(Figure record extracts)
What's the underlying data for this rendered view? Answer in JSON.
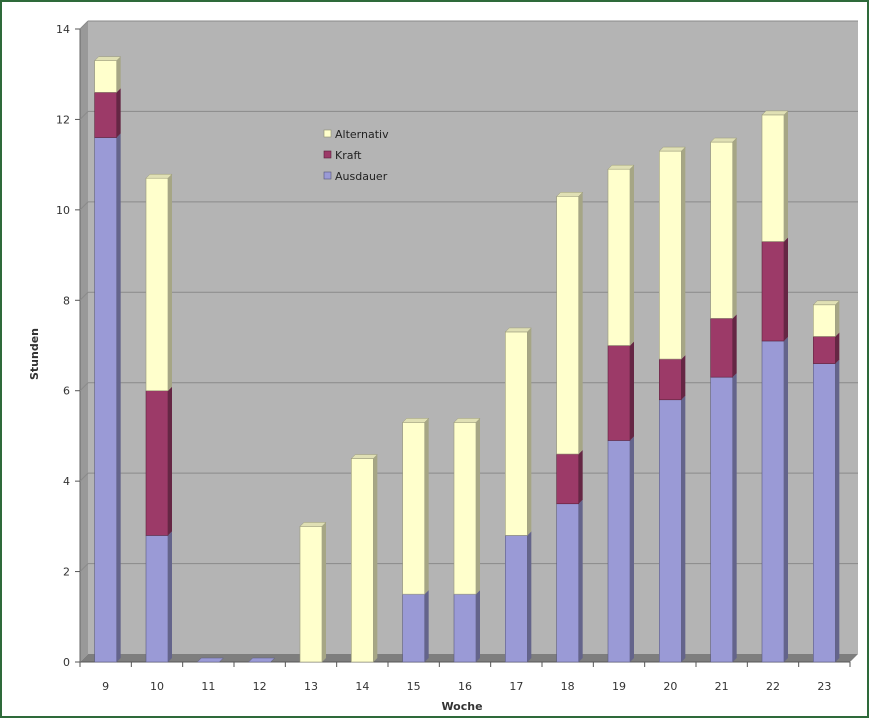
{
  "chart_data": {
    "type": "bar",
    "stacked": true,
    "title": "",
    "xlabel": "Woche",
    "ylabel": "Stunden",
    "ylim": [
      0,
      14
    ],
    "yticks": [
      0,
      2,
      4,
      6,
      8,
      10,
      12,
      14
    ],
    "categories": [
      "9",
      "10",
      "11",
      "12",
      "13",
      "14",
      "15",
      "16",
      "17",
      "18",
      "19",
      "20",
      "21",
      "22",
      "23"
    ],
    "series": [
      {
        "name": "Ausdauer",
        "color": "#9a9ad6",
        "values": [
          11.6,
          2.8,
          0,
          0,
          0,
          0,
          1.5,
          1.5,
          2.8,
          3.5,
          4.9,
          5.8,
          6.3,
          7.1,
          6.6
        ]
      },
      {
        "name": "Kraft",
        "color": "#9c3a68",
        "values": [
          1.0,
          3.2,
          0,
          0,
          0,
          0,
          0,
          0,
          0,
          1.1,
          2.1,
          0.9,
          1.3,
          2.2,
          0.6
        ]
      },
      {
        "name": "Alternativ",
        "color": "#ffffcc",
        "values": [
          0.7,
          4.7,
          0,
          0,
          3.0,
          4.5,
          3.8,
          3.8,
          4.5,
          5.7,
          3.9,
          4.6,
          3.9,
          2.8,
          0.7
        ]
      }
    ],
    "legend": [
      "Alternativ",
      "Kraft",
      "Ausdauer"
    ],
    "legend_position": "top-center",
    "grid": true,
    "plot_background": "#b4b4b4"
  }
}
* * *
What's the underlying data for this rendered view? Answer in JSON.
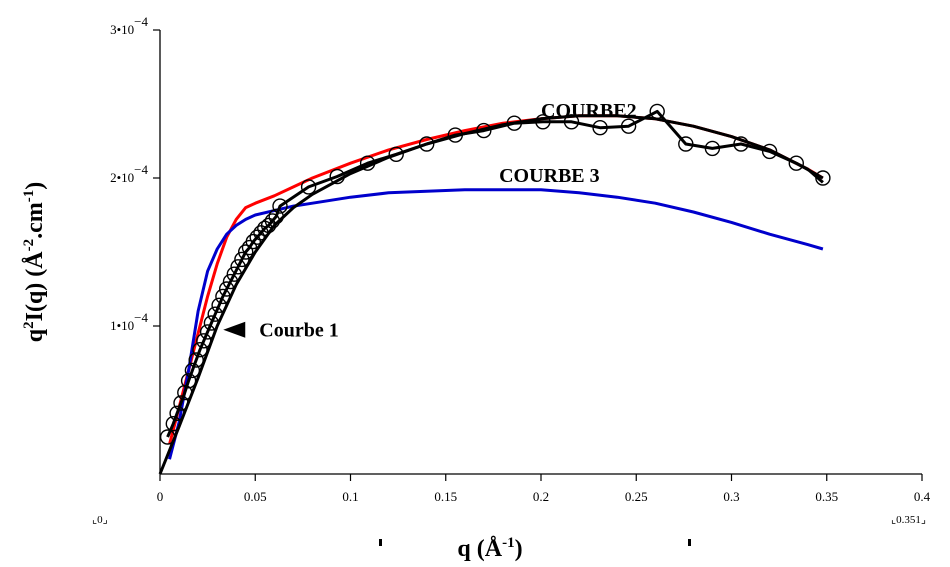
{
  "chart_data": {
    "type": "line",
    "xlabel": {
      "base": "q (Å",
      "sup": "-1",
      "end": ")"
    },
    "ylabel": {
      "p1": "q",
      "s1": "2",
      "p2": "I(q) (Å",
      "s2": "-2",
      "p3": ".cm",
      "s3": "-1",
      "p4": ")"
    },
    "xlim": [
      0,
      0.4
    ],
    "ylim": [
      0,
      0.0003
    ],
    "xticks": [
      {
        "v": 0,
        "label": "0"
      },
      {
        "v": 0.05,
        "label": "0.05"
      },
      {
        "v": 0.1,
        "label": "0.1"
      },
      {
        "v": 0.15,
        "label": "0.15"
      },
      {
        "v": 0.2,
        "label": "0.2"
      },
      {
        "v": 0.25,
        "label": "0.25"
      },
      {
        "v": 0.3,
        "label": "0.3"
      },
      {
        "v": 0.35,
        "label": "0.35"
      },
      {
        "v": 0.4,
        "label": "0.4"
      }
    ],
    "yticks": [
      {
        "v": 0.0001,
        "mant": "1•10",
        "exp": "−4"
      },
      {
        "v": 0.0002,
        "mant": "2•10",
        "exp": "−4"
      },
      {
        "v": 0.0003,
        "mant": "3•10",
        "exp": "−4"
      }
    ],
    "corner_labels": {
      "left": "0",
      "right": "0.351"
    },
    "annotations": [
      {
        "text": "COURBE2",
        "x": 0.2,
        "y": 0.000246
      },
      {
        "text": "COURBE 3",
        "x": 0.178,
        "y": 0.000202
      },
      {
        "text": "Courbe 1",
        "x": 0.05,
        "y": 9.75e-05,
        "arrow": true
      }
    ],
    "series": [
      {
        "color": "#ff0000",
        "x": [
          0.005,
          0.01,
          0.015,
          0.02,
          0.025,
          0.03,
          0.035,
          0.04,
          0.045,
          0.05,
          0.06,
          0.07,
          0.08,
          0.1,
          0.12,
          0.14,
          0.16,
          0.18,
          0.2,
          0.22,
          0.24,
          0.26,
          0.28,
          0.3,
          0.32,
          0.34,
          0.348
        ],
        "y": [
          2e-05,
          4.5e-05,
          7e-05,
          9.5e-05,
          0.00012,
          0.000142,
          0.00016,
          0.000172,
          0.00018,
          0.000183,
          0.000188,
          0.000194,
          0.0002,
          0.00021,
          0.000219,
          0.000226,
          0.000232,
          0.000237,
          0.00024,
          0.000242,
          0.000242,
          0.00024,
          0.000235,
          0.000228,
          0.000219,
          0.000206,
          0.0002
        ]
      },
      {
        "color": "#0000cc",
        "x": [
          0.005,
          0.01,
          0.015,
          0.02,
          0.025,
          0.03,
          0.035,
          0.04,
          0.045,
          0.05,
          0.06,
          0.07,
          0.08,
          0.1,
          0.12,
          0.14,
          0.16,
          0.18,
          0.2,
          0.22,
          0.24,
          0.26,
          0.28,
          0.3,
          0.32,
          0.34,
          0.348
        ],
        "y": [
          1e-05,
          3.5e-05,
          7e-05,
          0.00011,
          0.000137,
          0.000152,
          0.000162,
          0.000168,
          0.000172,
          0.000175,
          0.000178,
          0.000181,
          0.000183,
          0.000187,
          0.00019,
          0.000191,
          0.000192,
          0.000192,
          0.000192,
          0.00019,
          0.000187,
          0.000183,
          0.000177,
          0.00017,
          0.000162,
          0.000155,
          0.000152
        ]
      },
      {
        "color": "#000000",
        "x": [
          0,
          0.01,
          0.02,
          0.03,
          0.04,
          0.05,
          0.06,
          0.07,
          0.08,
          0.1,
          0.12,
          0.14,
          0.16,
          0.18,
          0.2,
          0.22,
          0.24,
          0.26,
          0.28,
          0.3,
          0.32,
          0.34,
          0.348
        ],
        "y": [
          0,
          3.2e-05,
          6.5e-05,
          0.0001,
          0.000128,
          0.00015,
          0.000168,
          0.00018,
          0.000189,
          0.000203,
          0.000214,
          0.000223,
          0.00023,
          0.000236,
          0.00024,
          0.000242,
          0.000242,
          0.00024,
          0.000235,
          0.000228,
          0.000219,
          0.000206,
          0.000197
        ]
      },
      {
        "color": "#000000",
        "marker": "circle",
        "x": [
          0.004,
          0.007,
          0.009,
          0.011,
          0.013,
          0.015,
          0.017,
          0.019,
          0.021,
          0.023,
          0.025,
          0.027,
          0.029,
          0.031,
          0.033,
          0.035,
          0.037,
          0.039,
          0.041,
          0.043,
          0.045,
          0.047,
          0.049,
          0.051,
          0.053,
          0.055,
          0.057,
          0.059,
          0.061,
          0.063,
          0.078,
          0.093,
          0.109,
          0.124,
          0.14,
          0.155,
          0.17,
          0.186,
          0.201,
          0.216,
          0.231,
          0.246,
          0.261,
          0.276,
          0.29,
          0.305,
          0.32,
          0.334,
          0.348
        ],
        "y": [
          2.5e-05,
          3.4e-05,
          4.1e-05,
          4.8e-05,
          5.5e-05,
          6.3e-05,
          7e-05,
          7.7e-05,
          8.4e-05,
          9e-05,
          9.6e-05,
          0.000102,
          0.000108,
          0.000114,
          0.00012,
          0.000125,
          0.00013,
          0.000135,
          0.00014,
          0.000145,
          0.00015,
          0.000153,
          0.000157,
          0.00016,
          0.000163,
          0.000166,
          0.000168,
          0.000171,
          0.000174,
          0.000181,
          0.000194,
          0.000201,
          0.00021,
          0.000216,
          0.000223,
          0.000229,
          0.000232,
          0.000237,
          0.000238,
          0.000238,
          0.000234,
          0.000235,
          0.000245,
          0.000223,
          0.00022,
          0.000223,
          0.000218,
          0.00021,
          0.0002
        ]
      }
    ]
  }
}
--
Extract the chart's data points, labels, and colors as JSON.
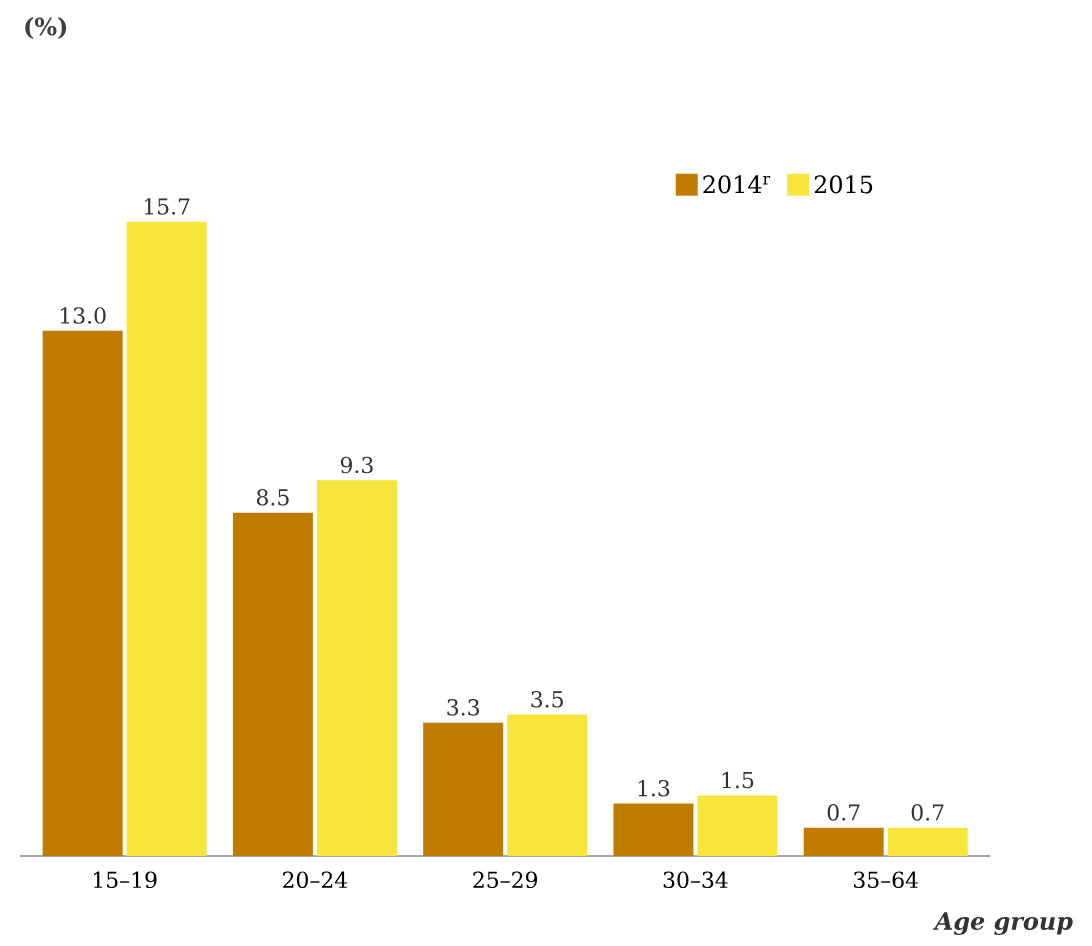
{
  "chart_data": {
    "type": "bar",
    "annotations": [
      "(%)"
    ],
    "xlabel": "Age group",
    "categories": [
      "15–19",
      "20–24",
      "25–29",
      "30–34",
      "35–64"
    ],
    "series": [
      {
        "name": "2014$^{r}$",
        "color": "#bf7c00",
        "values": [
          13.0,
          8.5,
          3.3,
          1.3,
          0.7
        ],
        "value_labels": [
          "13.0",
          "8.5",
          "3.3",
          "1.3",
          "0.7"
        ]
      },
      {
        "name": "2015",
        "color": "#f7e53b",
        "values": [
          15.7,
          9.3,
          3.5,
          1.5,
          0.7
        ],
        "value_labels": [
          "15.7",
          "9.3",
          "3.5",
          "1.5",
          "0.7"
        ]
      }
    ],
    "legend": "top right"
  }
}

_EXERCISE TASK_:
Check every line of the material for the string "text" and give the number of lines that have it, without anything else.

_COMPLETED EXERCISE_:
3